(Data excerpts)
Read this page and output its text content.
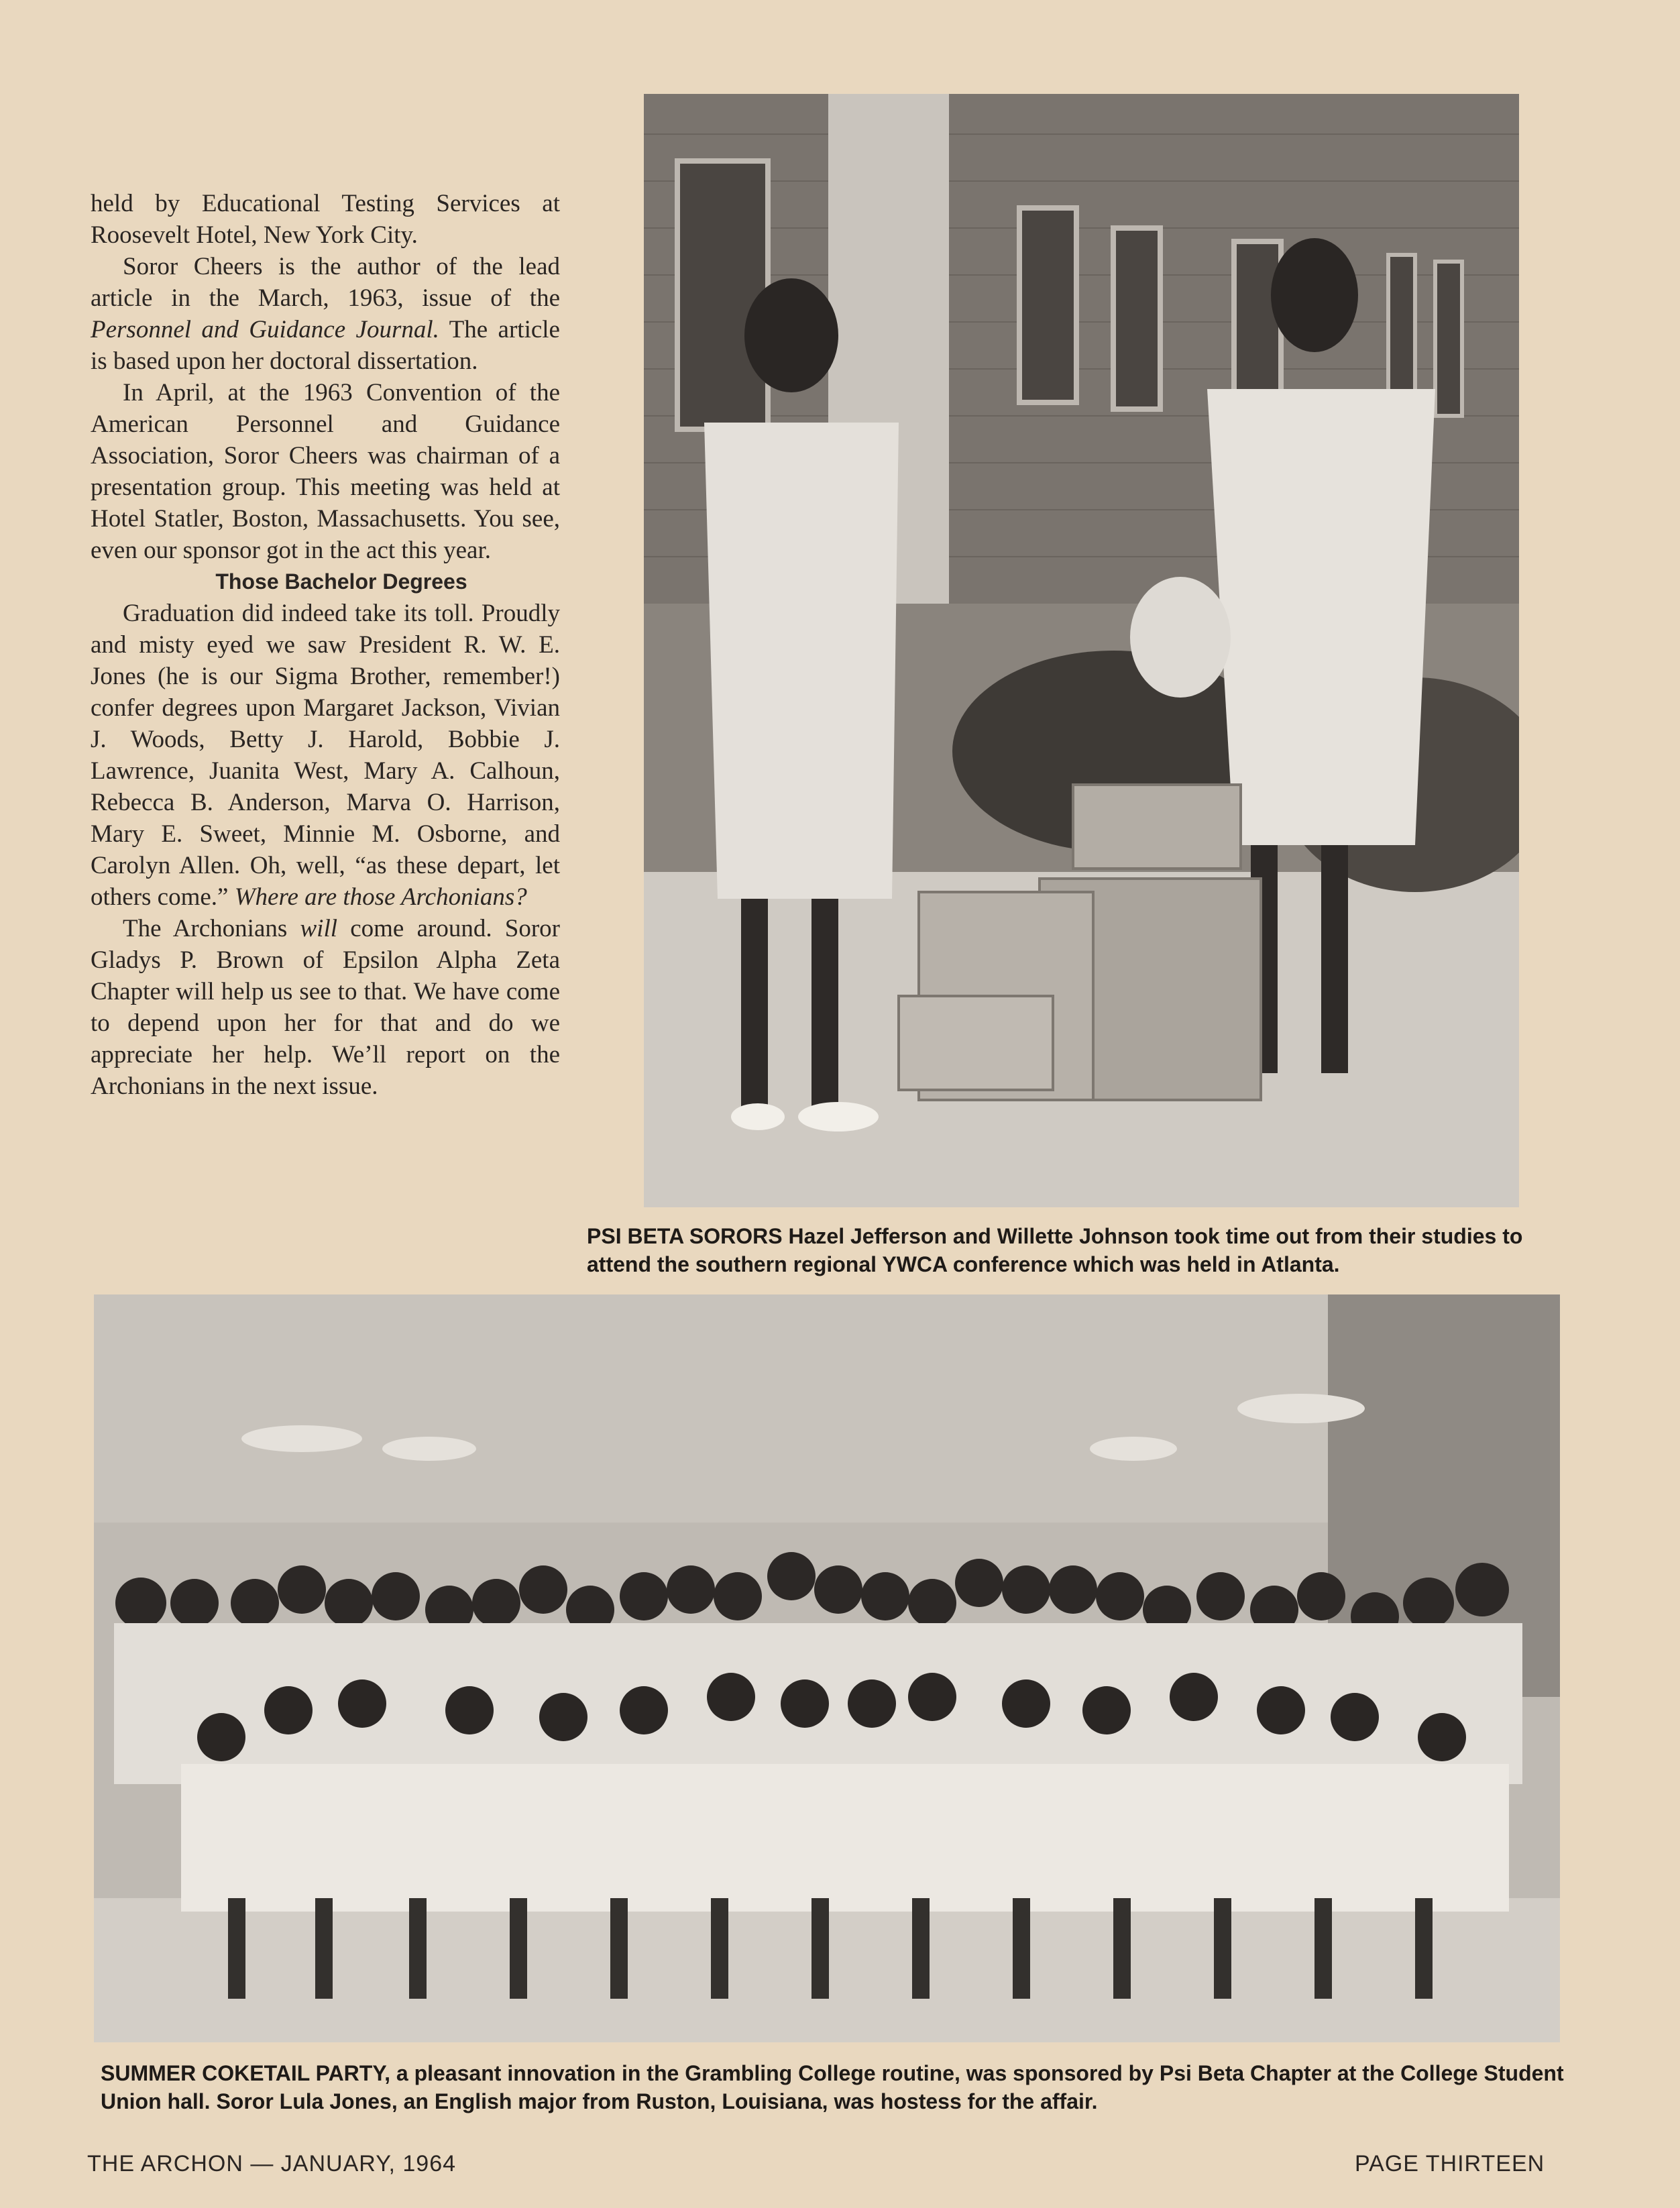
held by Educational Testing Services at Roosevelt Hotel, New York City.

Soror Cheers is the author of the lead article in the March, 1963, issue of the Personnel and Guidance Journal. The article is based upon her doctoral dissertation.

In April, at the 1963 Convention of the American Personnel and Guidance Association, Soror Cheers was chairman of a presentation group. This meeting was held at Hotel Statler, Boston, Massachusetts. You see, even our sponsor got in the act this year.

Those Bachelor Degrees

Graduation did indeed take its toll. Proudly and misty eyed we saw President R. W. E. Jones (he is our Sigma Brother, remember!) confer degrees upon Margaret Jackson, Vivian J. Woods, Betty J. Harold, Bobbie J. Lawrence, Juanita West, Mary A. Calhoun, Rebecca B. Anderson, Marva O. Harrison, Mary E. Sweet, Minnie M. Osborne, and Carolyn Allen. Oh, well, “as these depart, let others come.” Where are those Archonians?

The Archonians will come around. Soror Gladys P. Brown of Epsilon Alpha Zeta Chapter will help us see to that. We have come to depend upon her for that and do we appreciate her help. We’ll report on the Archonians in the next issue.

PSI BETA SORORS Hazel Jefferson and Willette Johnson took time out from their studies to attend the southern regional YWCA conference which was held in Atlanta.
SUMMER COKETAIL PARTY, a pleasant innovation in the Grambling College routine, was sponsored by Psi Beta Chapter at the College Student Union hall. Soror Lula Jones, an English major from Ruston, Louisiana, was hostess for the affair.
THE ARCHON — JANUARY, 1964	PAGE THIRTEEN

EXERCISE BRIEF:
Reproduce all of the material exactly, apart from the pictures.

SOLUTION TO THIS TASK:
Read this page and output its text content.
held by Educational Testing Services at Roosevelt Hotel, New York City.

Soror Cheers is the author of the lead article in the March, 1963, issue of the Personnel and Guidance Journal. The article is based upon her doctoral dissertation.

In April, at the 1963 Convention of the American Personnel and Guidance Association, Soror Cheers was chairman of a presentation group. This meeting was held at Hotel Statler, Boston, Massachusetts. You see, even our sponsor got in the act this year.

Those Bachelor Degrees

Graduation did indeed take its toll. Proudly and misty eyed we saw President R. W. E. Jones (he is our Sigma Brother, remember!) confer degrees upon Margaret Jackson, Vivian J. Woods, Betty J. Harold, Bobbie J. Lawrence, Juanita West, Mary A. Calhoun, Rebecca B. Anderson, Marva O. Harrison, Mary E. Sweet, Minnie M. Osborne, and Carolyn Allen. Oh, well, “as these depart, let others come.” Where are those Archonians?

The Archonians will come around. Soror Gladys P. Brown of Epsilon Alpha Zeta Chapter will help us see to that. We have come to depend upon her for that and do we appreciate her help. We’ll report on the Archonians in the next issue.

PSI BETA SORORS Hazel Jefferson and Willette Johnson took time out from their studies to attend the southern regional YWCA conference which was held in Atlanta.
SUMMER COKETAIL PARTY, a pleasant innovation in the Grambling College routine, was sponsored by Psi Beta Chapter at the College Student Union hall. Soror Lula Jones, an English major from Ruston, Louisiana, was hostess for the affair.
THE ARCHON — JANUARY, 1964	PAGE THIRTEEN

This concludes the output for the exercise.